Task instructions —
Nothing in the records may be left out or altered; reproduce them all exactly.
_ _ _ _ _ _ _
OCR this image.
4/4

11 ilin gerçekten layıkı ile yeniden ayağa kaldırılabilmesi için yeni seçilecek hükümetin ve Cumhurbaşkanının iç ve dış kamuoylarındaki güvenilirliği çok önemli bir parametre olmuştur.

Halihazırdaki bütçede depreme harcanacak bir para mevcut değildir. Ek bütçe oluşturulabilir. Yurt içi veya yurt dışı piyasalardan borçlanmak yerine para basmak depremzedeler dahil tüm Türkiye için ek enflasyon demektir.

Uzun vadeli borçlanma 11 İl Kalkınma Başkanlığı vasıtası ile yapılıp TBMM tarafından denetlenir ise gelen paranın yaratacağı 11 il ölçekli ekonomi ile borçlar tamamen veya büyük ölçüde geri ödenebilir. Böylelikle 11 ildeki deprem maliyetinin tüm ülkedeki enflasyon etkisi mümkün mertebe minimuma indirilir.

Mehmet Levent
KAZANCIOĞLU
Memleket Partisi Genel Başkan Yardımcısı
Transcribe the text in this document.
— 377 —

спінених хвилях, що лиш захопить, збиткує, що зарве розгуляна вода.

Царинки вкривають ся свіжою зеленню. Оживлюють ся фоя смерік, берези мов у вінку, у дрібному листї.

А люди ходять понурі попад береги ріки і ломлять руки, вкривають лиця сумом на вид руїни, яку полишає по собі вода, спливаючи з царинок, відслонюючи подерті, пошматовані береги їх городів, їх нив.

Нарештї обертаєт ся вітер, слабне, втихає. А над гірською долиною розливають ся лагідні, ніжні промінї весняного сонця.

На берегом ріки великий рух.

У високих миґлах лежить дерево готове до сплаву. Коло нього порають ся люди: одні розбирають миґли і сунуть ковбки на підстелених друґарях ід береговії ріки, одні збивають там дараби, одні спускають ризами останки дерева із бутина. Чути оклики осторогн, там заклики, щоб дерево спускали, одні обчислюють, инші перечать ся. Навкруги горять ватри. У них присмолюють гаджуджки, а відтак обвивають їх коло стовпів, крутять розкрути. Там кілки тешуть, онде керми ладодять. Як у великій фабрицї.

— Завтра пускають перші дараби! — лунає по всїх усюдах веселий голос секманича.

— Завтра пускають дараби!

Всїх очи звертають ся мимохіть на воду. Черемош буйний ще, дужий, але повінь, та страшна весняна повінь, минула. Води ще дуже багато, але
_ _ _ _ _ _ _
Complete output —
OCR this image.
4/4

11 ilin gerçekten layıkı ile yeniden ayağa kaldırılabilmesi için yeni seçilecek hükümetin ve Cumhurbaşkanının iç ve dış kamuoylarındaki güvenilirliği çok önemli bir parametre olmuştur.

Halihazırdaki bütçede depreme harcanacak bir para mevcut değildir. Ek bütçe oluşturulabilir. Yurt içi veya yurt dışı piyasalardan borçlanmak yerine para basmak depremzedeler dahil tüm Türkiye için ek enflasyon demektir.

Uzun vadeli borçlanma 11 İl Kalkınma Başkanlığı vasıtası ile yapılıp TBMM tarafından denetlenir ise gelen paranın yaratacağı 11 il ölçekli ekonomi ile borçlar tamamen veya büyük ölçüde geri ödenebilir. Böylelikle 11 ildeki deprem maliyetinin tüm ülkedeki enflasyon etkisi mümkün mertebe minimuma indirilir.

Mehmet Levent
KAZANCIOĞLU
Memleket Partisi Genel Başkan Yardımcısı
Transcribe the text in this document.
— 377 —

спінених хвилях, що лиш захопить, збиткує, що зарве розгуляна вода.

Царинки вкривають ся свіжою зеленню. Оживлюють ся фоя смерік, берези мов у вінку, у дрібному листї.

А люди ходять понурі попад береги ріки і ломлять руки, вкривають лиця сумом на вид руїни, яку полишає по собі вода, спливаючи з царинок, відслонюючи подерті, пошматовані береги їх городів, їх нив.

Нарештї обертаєт ся вітер, слабне, втихає. А над гірською долиною розливають ся лагідні, ніжні промінї весняного сонця.

На берегом ріки великий рух.

У високих миґлах лежить дерево готове до сплаву. Коло нього порають ся люди: одні розбирають миґли і сунуть ковбки на підстелених друґарях ід береговії ріки, одні збивають там дараби, одні спускають ризами останки дерева із бутина. Чути оклики осторогн, там заклики, щоб дерево спускали, одні обчислюють, инші перечать ся. Навкруги горять ватри. У них присмолюють гаджуджки, а відтак обвивають їх коло стовпів, крутять розкрути. Там кілки тешуть, онде керми ладодять. Як у великій фабрицї.

— Завтра пускають перші дараби! — лунає по всїх усюдах веселий голос секманича.

— Завтра пускають дараби!

Всїх очи звертають ся мимохіть на воду. Черемош буйний ще, дужий, але повінь, та страшна весняна повінь, минула. Води ще дуже багато, але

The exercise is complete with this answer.